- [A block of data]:

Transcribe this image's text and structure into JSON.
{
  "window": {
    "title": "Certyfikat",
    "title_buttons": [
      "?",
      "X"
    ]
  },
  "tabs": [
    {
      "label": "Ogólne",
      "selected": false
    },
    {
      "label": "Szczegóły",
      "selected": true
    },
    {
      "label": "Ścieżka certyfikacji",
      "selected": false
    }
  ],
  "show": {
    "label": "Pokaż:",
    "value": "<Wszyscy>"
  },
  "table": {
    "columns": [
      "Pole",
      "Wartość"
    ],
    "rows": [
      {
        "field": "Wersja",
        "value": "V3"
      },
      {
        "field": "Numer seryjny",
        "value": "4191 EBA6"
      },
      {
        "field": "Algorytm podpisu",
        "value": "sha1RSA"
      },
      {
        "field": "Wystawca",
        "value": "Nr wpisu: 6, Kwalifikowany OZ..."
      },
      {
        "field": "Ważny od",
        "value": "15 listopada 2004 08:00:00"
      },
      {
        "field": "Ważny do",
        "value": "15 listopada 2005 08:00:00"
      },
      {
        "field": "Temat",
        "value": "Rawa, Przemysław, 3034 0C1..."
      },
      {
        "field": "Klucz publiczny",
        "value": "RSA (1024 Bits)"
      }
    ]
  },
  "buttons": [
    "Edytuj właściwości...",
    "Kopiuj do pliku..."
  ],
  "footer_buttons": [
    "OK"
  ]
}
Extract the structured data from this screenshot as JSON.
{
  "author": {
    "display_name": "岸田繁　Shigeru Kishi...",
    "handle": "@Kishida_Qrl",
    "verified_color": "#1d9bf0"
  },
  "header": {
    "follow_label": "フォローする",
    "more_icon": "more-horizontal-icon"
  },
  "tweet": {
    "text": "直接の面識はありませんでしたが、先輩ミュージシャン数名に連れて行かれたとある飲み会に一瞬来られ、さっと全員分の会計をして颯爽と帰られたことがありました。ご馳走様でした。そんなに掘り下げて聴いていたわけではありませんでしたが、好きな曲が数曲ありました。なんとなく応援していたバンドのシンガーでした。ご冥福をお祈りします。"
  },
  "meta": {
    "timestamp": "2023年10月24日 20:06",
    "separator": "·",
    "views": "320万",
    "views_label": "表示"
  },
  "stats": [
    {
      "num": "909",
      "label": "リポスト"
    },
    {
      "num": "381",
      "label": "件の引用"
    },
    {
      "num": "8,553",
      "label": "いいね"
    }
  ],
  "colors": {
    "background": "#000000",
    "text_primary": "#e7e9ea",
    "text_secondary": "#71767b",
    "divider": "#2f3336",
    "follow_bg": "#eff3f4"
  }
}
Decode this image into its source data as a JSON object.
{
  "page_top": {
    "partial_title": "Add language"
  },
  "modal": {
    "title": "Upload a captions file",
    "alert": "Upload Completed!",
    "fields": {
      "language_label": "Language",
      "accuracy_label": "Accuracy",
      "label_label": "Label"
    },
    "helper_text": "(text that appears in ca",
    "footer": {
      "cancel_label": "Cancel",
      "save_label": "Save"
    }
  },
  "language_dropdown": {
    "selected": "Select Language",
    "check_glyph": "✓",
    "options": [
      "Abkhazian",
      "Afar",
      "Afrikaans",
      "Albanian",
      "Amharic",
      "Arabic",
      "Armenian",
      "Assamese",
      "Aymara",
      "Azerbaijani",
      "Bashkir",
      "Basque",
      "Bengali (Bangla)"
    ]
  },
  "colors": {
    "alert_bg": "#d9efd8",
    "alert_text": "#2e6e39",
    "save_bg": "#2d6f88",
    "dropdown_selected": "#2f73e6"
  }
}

- [WORK TO DO]: Look through the listing and extract every line with "image" in it.

- [EXPECTED OUTPUT]:
Transcribe this image's text and structure into JSON.
Decode this image into its source data as a JSON object.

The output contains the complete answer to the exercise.